A run of records:
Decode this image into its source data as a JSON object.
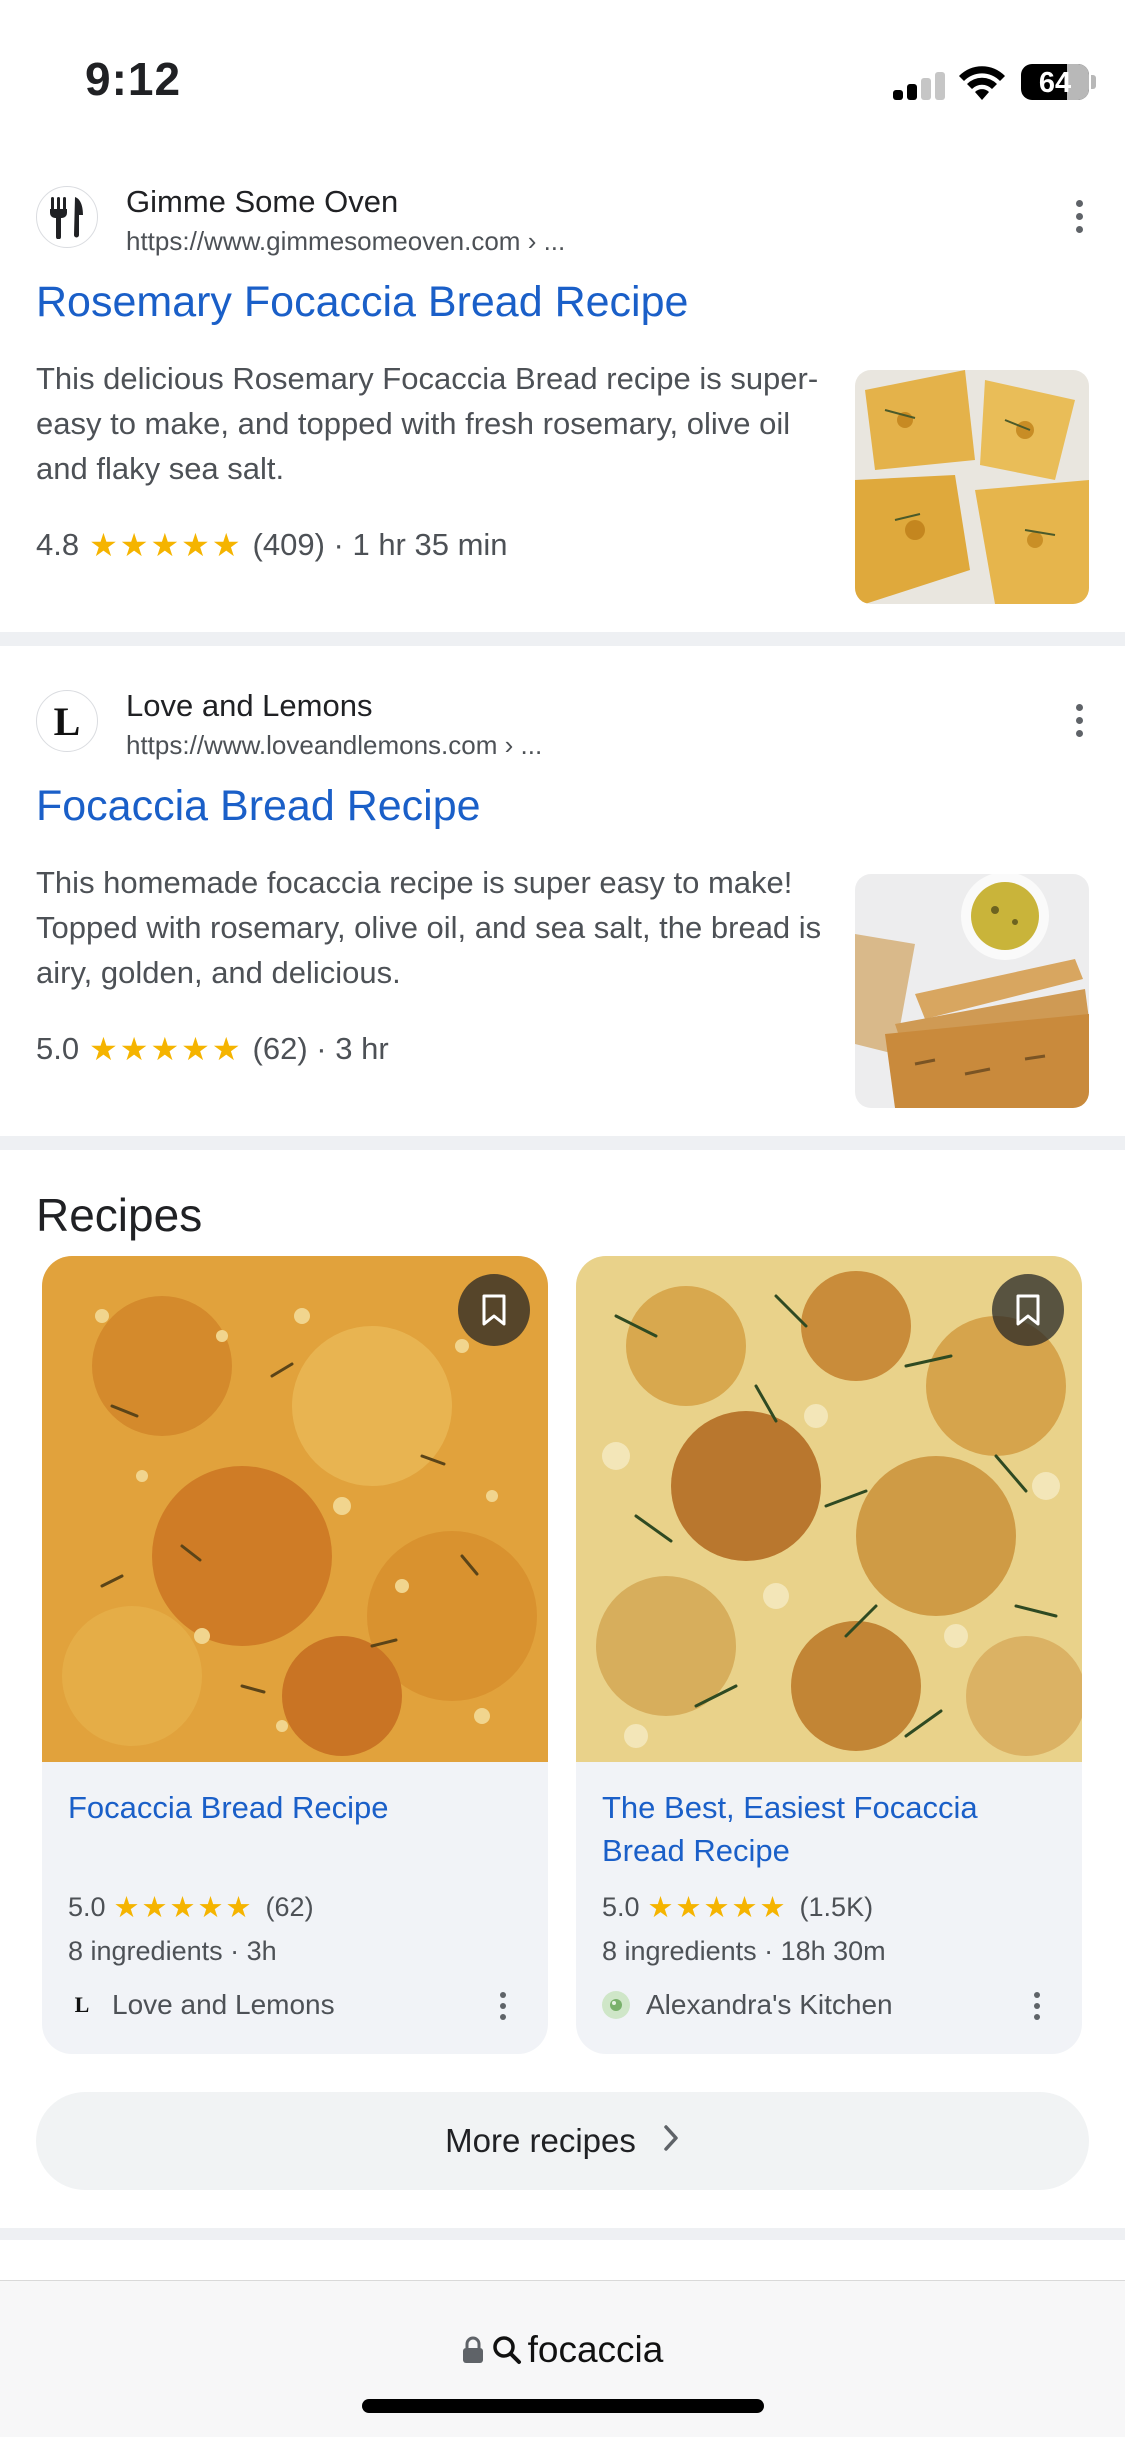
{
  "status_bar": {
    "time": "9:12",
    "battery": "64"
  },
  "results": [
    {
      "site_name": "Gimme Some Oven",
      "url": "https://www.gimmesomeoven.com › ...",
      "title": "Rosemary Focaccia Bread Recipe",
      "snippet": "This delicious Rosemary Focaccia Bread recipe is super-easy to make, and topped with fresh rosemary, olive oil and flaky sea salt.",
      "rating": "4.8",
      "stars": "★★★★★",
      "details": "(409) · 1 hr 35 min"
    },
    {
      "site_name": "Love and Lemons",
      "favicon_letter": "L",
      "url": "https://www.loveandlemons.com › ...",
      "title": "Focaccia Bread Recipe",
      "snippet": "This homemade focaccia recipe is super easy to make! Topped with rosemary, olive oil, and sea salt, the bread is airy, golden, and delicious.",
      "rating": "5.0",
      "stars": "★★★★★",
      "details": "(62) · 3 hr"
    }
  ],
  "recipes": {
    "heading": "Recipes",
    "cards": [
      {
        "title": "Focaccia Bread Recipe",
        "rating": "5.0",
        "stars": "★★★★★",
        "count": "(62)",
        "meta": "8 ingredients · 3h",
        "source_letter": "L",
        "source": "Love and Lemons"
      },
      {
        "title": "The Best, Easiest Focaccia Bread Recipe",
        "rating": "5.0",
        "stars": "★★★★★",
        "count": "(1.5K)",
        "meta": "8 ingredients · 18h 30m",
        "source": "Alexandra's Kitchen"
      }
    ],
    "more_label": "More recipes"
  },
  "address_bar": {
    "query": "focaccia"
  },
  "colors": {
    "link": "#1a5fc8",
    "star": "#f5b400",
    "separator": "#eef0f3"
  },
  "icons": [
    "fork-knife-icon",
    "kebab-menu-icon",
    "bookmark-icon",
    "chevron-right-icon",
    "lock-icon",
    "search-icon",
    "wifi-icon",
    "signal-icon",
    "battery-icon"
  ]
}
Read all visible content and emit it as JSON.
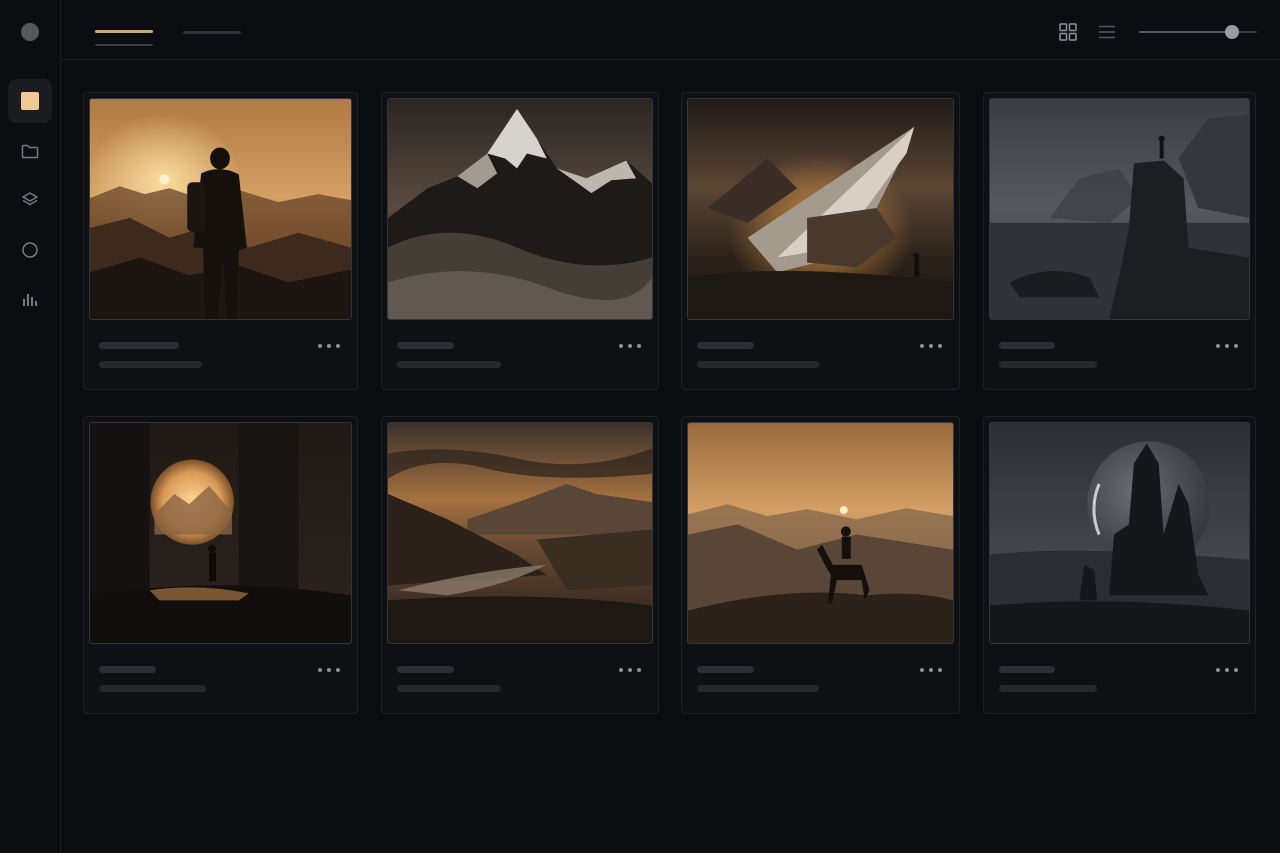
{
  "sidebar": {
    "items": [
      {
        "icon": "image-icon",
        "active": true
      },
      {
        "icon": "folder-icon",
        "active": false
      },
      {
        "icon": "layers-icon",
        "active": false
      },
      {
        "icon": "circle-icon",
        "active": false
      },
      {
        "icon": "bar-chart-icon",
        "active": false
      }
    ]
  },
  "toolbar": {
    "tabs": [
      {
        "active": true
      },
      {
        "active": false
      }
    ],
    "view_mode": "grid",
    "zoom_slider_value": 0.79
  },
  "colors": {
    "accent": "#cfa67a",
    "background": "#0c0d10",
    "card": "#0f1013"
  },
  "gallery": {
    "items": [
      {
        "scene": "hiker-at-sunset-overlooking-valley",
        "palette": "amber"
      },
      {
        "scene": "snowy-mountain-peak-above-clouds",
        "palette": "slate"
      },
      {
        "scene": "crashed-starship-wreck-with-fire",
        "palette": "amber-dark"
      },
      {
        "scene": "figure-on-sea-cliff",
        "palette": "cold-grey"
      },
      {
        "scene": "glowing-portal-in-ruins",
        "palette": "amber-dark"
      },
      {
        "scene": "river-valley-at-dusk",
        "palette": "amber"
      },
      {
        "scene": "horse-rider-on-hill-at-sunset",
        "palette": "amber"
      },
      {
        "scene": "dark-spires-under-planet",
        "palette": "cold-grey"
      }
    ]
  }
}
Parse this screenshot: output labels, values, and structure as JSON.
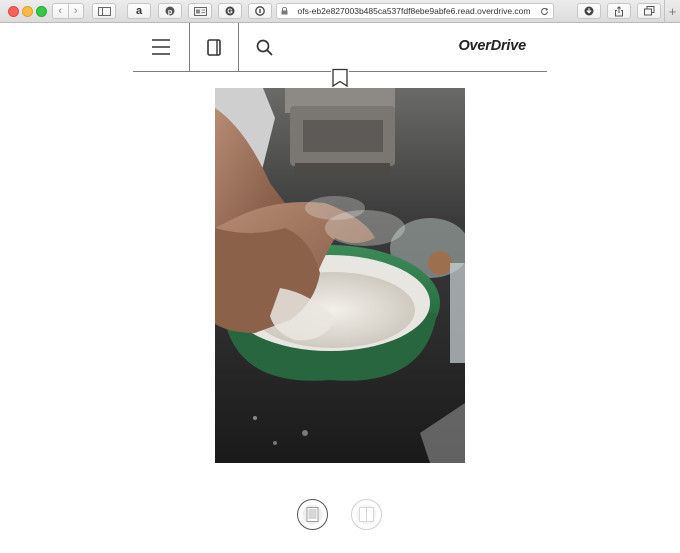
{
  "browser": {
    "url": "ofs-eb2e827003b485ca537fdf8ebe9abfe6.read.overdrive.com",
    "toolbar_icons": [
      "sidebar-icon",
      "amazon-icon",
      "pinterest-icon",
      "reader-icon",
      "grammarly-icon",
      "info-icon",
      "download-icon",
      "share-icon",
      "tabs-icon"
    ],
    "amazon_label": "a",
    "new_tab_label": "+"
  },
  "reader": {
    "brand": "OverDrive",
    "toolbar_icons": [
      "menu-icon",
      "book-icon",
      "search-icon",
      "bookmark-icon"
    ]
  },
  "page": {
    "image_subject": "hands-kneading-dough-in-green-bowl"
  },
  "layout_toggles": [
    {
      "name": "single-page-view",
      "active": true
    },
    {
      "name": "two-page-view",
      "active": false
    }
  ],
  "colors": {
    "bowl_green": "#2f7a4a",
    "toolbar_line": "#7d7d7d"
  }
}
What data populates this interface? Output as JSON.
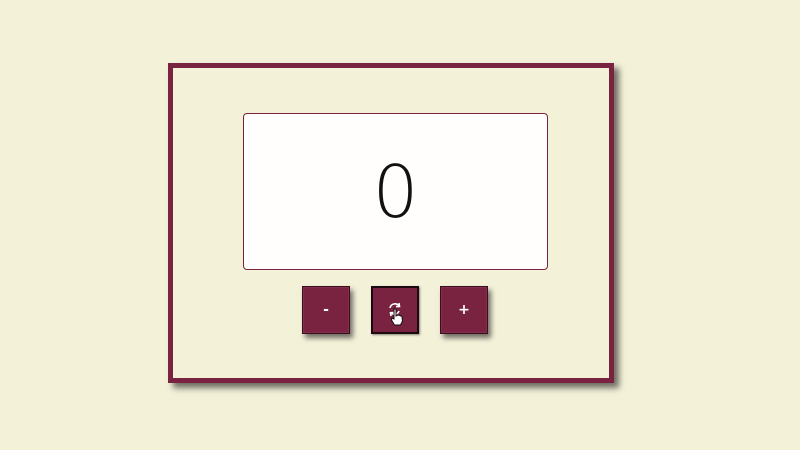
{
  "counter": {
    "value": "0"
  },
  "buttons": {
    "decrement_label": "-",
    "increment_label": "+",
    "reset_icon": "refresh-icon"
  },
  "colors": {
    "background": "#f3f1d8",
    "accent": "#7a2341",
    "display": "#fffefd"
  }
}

## DIRECTIONS
Set the pictures aside and transcribe the data above exactly.

## RESULT
Decode this image into its source data as a JSON object.
{
  "status_bar": {
    "time": "9:12",
    "battery": "64"
  },
  "results": [
    {
      "site_name": "Gimme Some Oven",
      "url": "https://www.gimmesomeoven.com › ...",
      "title": "Rosemary Focaccia Bread Recipe",
      "snippet": "This delicious Rosemary Focaccia Bread recipe is super-easy to make, and topped with fresh rosemary, olive oil and flaky sea salt.",
      "rating": "4.8",
      "stars": "★★★★★",
      "details": "(409) · 1 hr 35 min"
    },
    {
      "site_name": "Love and Lemons",
      "favicon_letter": "L",
      "url": "https://www.loveandlemons.com › ...",
      "title": "Focaccia Bread Recipe",
      "snippet": "This homemade focaccia recipe is super easy to make! Topped with rosemary, olive oil, and sea salt, the bread is airy, golden, and delicious.",
      "rating": "5.0",
      "stars": "★★★★★",
      "details": "(62) · 3 hr"
    }
  ],
  "recipes": {
    "heading": "Recipes",
    "cards": [
      {
        "title": "Focaccia Bread Recipe",
        "rating": "5.0",
        "stars": "★★★★★",
        "count": "(62)",
        "meta": "8 ingredients · 3h",
        "source_letter": "L",
        "source": "Love and Lemons"
      },
      {
        "title": "The Best, Easiest Focaccia Bread Recipe",
        "rating": "5.0",
        "stars": "★★★★★",
        "count": "(1.5K)",
        "meta": "8 ingredients · 18h 30m",
        "source": "Alexandra's Kitchen"
      }
    ],
    "more_label": "More recipes"
  },
  "address_bar": {
    "query": "focaccia"
  },
  "colors": {
    "link": "#1a5fc8",
    "star": "#f5b400",
    "separator": "#eef0f3"
  },
  "icons": [
    "fork-knife-icon",
    "kebab-menu-icon",
    "bookmark-icon",
    "chevron-right-icon",
    "lock-icon",
    "search-icon",
    "wifi-icon",
    "signal-icon",
    "battery-icon"
  ]
}
Read all visible content and emit it as JSON.
{
  "sidebar": {
    "items": [
      {
        "icon": "image-icon",
        "active": true
      },
      {
        "icon": "folder-icon",
        "active": false
      },
      {
        "icon": "layers-icon",
        "active": false
      },
      {
        "icon": "circle-icon",
        "active": false
      },
      {
        "icon": "bar-chart-icon",
        "active": false
      }
    ]
  },
  "toolbar": {
    "tabs": [
      {
        "active": true
      },
      {
        "active": false
      }
    ],
    "view_mode": "grid",
    "zoom_slider_value": 0.79
  },
  "colors": {
    "accent": "#cfa67a",
    "background": "#0c0d10",
    "card": "#0f1013"
  },
  "gallery": {
    "items": [
      {
        "scene": "hiker-at-sunset-overlooking-valley",
        "palette": "amber"
      },
      {
        "scene": "snowy-mountain-peak-above-clouds",
        "palette": "slate"
      },
      {
        "scene": "crashed-starship-wreck-with-fire",
        "palette": "amber-dark"
      },
      {
        "scene": "figure-on-sea-cliff",
        "palette": "cold-grey"
      },
      {
        "scene": "glowing-portal-in-ruins",
        "palette": "amber-dark"
      },
      {
        "scene": "river-valley-at-dusk",
        "palette": "amber"
      },
      {
        "scene": "horse-rider-on-hill-at-sunset",
        "palette": "amber"
      },
      {
        "scene": "dark-spires-under-planet",
        "palette": "cold-grey"
      }
    ]
  }
}
Parse this screenshot: output labels, values, and structure as JSON.
{
  "browser": {
    "url": "ofs-eb2e827003b485ca537fdf8ebe9abfe6.read.overdrive.com",
    "toolbar_icons": [
      "sidebar-icon",
      "amazon-icon",
      "pinterest-icon",
      "reader-icon",
      "grammarly-icon",
      "info-icon",
      "download-icon",
      "share-icon",
      "tabs-icon"
    ],
    "amazon_label": "a",
    "new_tab_label": "+"
  },
  "reader": {
    "brand": "OverDrive",
    "toolbar_icons": [
      "menu-icon",
      "book-icon",
      "search-icon",
      "bookmark-icon"
    ]
  },
  "page": {
    "image_subject": "hands-kneading-dough-in-green-bowl"
  },
  "layout_toggles": [
    {
      "name": "single-page-view",
      "active": true
    },
    {
      "name": "two-page-view",
      "active": false
    }
  ],
  "colors": {
    "bowl_green": "#2f7a4a",
    "toolbar_line": "#7d7d7d"
  }
}
What data populates this interface? Output as JSON.
{
  "counter": {
    "value": "0"
  },
  "buttons": {
    "decrement_label": "-",
    "increment_label": "+",
    "reset_icon": "refresh-icon"
  },
  "colors": {
    "background": "#f3f1d8",
    "accent": "#7a2341",
    "display": "#fffefd"
  }
}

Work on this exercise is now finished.